Stored data entries:
• • • •

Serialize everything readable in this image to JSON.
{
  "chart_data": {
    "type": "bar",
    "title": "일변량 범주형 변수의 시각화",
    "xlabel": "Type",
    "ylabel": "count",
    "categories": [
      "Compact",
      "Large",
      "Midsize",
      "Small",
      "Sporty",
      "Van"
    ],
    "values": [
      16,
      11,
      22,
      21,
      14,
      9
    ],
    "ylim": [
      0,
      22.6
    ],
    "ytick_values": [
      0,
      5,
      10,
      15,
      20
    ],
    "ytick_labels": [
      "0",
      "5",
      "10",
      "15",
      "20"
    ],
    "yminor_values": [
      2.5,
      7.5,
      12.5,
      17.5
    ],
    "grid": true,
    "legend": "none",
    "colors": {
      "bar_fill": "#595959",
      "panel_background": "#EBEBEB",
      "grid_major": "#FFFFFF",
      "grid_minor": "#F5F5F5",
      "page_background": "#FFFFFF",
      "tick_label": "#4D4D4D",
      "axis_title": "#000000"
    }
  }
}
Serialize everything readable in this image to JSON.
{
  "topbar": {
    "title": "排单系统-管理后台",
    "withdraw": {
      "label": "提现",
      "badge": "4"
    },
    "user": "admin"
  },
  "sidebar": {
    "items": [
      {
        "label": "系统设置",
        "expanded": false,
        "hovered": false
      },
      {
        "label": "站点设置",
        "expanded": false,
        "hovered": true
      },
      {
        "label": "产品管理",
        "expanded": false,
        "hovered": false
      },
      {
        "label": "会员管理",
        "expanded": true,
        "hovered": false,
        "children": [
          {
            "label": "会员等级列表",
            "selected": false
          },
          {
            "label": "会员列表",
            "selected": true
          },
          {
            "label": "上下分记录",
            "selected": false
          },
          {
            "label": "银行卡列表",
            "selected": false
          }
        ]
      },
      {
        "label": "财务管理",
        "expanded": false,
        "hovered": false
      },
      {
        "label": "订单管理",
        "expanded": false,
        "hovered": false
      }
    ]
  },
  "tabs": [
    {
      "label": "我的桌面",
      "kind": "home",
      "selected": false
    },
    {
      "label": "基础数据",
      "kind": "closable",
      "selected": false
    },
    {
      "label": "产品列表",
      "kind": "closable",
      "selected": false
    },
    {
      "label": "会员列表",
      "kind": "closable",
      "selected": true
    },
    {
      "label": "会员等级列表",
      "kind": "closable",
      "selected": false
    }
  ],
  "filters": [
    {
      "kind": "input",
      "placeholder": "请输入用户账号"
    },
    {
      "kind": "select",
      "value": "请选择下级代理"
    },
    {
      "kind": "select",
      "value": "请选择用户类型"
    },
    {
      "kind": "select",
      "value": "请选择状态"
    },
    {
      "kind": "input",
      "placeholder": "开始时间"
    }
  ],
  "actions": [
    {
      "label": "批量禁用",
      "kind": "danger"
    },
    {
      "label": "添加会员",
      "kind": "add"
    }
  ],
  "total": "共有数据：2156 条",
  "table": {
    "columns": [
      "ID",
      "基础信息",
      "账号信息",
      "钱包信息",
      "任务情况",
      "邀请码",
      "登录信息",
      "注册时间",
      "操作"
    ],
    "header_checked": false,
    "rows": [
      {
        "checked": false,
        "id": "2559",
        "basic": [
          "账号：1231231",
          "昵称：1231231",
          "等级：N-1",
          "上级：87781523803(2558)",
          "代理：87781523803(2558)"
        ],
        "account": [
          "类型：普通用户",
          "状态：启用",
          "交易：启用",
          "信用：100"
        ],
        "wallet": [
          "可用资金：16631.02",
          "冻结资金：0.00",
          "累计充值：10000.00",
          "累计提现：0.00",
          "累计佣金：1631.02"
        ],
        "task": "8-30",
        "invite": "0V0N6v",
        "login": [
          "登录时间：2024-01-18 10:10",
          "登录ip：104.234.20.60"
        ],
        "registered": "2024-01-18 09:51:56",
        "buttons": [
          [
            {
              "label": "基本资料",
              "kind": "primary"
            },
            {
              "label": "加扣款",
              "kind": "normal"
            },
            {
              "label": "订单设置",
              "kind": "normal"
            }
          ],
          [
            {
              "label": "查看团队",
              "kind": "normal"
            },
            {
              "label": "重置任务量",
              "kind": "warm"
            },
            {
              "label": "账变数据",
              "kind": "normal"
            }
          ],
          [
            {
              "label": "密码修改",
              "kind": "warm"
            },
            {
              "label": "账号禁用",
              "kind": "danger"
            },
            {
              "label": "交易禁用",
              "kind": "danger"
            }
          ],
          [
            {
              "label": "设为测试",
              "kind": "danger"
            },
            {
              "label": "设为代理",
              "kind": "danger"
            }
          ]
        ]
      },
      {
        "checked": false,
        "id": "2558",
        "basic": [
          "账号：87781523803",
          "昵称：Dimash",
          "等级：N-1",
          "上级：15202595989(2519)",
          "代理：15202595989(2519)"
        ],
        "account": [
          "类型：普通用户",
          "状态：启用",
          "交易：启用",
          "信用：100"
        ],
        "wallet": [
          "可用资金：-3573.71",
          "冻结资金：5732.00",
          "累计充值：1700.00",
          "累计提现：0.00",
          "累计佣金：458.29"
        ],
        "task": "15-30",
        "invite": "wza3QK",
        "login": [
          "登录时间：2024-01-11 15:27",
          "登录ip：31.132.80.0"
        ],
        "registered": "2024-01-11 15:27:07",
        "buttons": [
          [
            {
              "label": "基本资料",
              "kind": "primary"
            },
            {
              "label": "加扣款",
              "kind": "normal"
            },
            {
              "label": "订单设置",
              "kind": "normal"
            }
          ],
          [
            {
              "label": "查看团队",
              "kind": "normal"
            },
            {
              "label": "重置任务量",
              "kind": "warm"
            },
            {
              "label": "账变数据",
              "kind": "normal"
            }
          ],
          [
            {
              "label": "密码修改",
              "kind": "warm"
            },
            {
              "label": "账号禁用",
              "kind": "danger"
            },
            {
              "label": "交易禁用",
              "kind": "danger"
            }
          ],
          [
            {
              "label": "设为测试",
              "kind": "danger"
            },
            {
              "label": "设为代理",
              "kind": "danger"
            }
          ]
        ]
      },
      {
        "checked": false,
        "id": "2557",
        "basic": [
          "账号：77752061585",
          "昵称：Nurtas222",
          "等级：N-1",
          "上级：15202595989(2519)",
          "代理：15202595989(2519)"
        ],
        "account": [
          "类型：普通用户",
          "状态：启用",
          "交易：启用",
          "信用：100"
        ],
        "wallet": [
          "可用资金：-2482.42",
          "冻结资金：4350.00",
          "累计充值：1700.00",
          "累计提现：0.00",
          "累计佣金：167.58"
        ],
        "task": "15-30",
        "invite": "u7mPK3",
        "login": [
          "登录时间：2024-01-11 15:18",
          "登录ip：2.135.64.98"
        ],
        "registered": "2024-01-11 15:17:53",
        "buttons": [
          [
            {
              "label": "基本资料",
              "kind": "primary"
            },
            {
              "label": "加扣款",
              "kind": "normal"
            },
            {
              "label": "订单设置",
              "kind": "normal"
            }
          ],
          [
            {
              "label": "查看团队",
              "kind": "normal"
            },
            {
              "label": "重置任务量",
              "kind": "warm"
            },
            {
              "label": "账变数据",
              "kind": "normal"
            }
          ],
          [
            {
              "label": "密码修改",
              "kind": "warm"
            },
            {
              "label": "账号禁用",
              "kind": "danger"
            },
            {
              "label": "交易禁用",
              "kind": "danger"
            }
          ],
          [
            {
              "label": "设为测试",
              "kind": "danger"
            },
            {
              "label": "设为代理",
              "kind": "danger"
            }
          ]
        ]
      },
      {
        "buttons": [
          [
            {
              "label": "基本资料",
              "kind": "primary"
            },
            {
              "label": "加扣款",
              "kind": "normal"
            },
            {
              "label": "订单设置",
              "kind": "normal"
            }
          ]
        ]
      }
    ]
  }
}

• • • •

-- Description of the task --
Set every line of the listing down word for word.

-- In response --
Serialize everything readable in this image to JSON.
{
  "chart_data": {
    "type": "bar",
    "title": "일변량 범주형 변수의 시각화",
    "xlabel": "Type",
    "ylabel": "count",
    "categories": [
      "Compact",
      "Large",
      "Midsize",
      "Small",
      "Sporty",
      "Van"
    ],
    "values": [
      16,
      11,
      22,
      21,
      14,
      9
    ],
    "ylim": [
      0,
      22.6
    ],
    "ytick_values": [
      0,
      5,
      10,
      15,
      20
    ],
    "ytick_labels": [
      "0",
      "5",
      "10",
      "15",
      "20"
    ],
    "yminor_values": [
      2.5,
      7.5,
      12.5,
      17.5
    ],
    "grid": true,
    "legend": "none",
    "colors": {
      "bar_fill": "#595959",
      "panel_background": "#EBEBEB",
      "grid_major": "#FFFFFF",
      "grid_minor": "#F5F5F5",
      "page_background": "#FFFFFF",
      "tick_label": "#4D4D4D",
      "axis_title": "#000000"
    }
  }
}
Serialize everything readable in this image to JSON.
{
  "topbar": {
    "title": "排单系统-管理后台",
    "withdraw": {
      "label": "提现",
      "badge": "4"
    },
    "user": "admin"
  },
  "sidebar": {
    "items": [
      {
        "label": "系统设置",
        "expanded": false,
        "hovered": false
      },
      {
        "label": "站点设置",
        "expanded": false,
        "hovered": true
      },
      {
        "label": "产品管理",
        "expanded": false,
        "hovered": false
      },
      {
        "label": "会员管理",
        "expanded": true,
        "hovered": false,
        "children": [
          {
            "label": "会员等级列表",
            "selected": false
          },
          {
            "label": "会员列表",
            "selected": true
          },
          {
            "label": "上下分记录",
            "selected": false
          },
          {
            "label": "银行卡列表",
            "selected": false
          }
        ]
      },
      {
        "label": "财务管理",
        "expanded": false,
        "hovered": false
      },
      {
        "label": "订单管理",
        "expanded": false,
        "hovered": false
      }
    ]
  },
  "tabs": [
    {
      "label": "我的桌面",
      "kind": "home",
      "selected": false
    },
    {
      "label": "基础数据",
      "kind": "closable",
      "selected": false
    },
    {
      "label": "产品列表",
      "kind": "closable",
      "selected": false
    },
    {
      "label": "会员列表",
      "kind": "closable",
      "selected": true
    },
    {
      "label": "会员等级列表",
      "kind": "closable",
      "selected": false
    }
  ],
  "filters": [
    {
      "kind": "input",
      "placeholder": "请输入用户账号"
    },
    {
      "kind": "select",
      "value": "请选择下级代理"
    },
    {
      "kind": "select",
      "value": "请选择用户类型"
    },
    {
      "kind": "select",
      "value": "请选择状态"
    },
    {
      "kind": "input",
      "placeholder": "开始时间"
    }
  ],
  "actions": [
    {
      "label": "批量禁用",
      "kind": "danger"
    },
    {
      "label": "添加会员",
      "kind": "add"
    }
  ],
  "total": "共有数据：2156 条",
  "table": {
    "columns": [
      "ID",
      "基础信息",
      "账号信息",
      "钱包信息",
      "任务情况",
      "邀请码",
      "登录信息",
      "注册时间",
      "操作"
    ],
    "header_checked": false,
    "rows": [
      {
        "checked": false,
        "id": "2559",
        "basic": [
          "账号：1231231",
          "昵称：1231231",
          "等级：N-1",
          "上级：87781523803(2558)",
          "代理：87781523803(2558)"
        ],
        "account": [
          "类型：普通用户",
          "状态：启用",
          "交易：启用",
          "信用：100"
        ],
        "wallet": [
          "可用资金：16631.02",
          "冻结资金：0.00",
          "累计充值：10000.00",
          "累计提现：0.00",
          "累计佣金：1631.02"
        ],
        "task": "8-30",
        "invite": "0V0N6v",
        "login": [
          "登录时间：2024-01-18 10:10",
          "登录ip：104.234.20.60"
        ],
        "registered": "2024-01-18 09:51:56",
        "buttons": [
          [
            {
              "label": "基本资料",
              "kind": "primary"
            },
            {
              "label": "加扣款",
              "kind": "normal"
            },
            {
              "label": "订单设置",
              "kind": "normal"
            }
          ],
          [
            {
              "label": "查看团队",
              "kind": "normal"
            },
            {
              "label": "重置任务量",
              "kind": "warm"
            },
            {
              "label": "账变数据",
              "kind": "normal"
            }
          ],
          [
            {
              "label": "密码修改",
              "kind": "warm"
            },
            {
              "label": "账号禁用",
              "kind": "danger"
            },
            {
              "label": "交易禁用",
              "kind": "danger"
            }
          ],
          [
            {
              "label": "设为测试",
              "kind": "danger"
            },
            {
              "label": "设为代理",
              "kind": "danger"
            }
          ]
        ]
      },
      {
        "checked": false,
        "id": "2558",
        "basic": [
          "账号：87781523803",
          "昵称：Dimash",
          "等级：N-1",
          "上级：15202595989(2519)",
          "代理：15202595989(2519)"
        ],
        "account": [
          "类型：普通用户",
          "状态：启用",
          "交易：启用",
          "信用：100"
        ],
        "wallet": [
          "可用资金：-3573.71",
          "冻结资金：5732.00",
          "累计充值：1700.00",
          "累计提现：0.00",
          "累计佣金：458.29"
        ],
        "task": "15-30",
        "invite": "wza3QK",
        "login": [
          "登录时间：2024-01-11 15:27",
          "登录ip：31.132.80.0"
        ],
        "registered": "2024-01-11 15:27:07",
        "buttons": [
          [
            {
              "label": "基本资料",
              "kind": "primary"
            },
            {
              "label": "加扣款",
              "kind": "normal"
            },
            {
              "label": "订单设置",
              "kind": "normal"
            }
          ],
          [
            {
              "label": "查看团队",
              "kind": "normal"
            },
            {
              "label": "重置任务量",
              "kind": "warm"
            },
            {
              "label": "账变数据",
              "kind": "normal"
            }
          ],
          [
            {
              "label": "密码修改",
              "kind": "warm"
            },
            {
              "label": "账号禁用",
              "kind": "danger"
            },
            {
              "label": "交易禁用",
              "kind": "danger"
            }
          ],
          [
            {
              "label": "设为测试",
              "kind": "danger"
            },
            {
              "label": "设为代理",
              "kind": "danger"
            }
          ]
        ]
      },
      {
        "checked": false,
        "id": "2557",
        "basic": [
          "账号：77752061585",
          "昵称：Nurtas222",
          "等级：N-1",
          "上级：15202595989(2519)",
          "代理：15202595989(2519)"
        ],
        "account": [
          "类型：普通用户",
          "状态：启用",
          "交易：启用",
          "信用：100"
        ],
        "wallet": [
          "可用资金：-2482.42",
          "冻结资金：4350.00",
          "累计充值：1700.00",
          "累计提现：0.00",
          "累计佣金：167.58"
        ],
        "task": "15-30",
        "invite": "u7mPK3",
        "login": [
          "登录时间：2024-01-11 15:18",
          "登录ip：2.135.64.98"
        ],
        "registered": "2024-01-11 15:17:53",
        "buttons": [
          [
            {
              "label": "基本资料",
              "kind": "primary"
            },
            {
              "label": "加扣款",
              "kind": "normal"
            },
            {
              "label": "订单设置",
              "kind": "normal"
            }
          ],
          [
            {
              "label": "查看团队",
              "kind": "normal"
            },
            {
              "label": "重置任务量",
              "kind": "warm"
            },
            {
              "label": "账变数据",
              "kind": "normal"
            }
          ],
          [
            {
              "label": "密码修改",
              "kind": "warm"
            },
            {
              "label": "账号禁用",
              "kind": "danger"
            },
            {
              "label": "交易禁用",
              "kind": "danger"
            }
          ],
          [
            {
              "label": "设为测试",
              "kind": "danger"
            },
            {
              "label": "设为代理",
              "kind": "danger"
            }
          ]
        ]
      },
      {
        "buttons": [
          [
            {
              "label": "基本资料",
              "kind": "primary"
            },
            {
              "label": "加扣款",
              "kind": "normal"
            },
            {
              "label": "订单设置",
              "kind": "normal"
            }
          ]
        ]
      }
    ]
  }
}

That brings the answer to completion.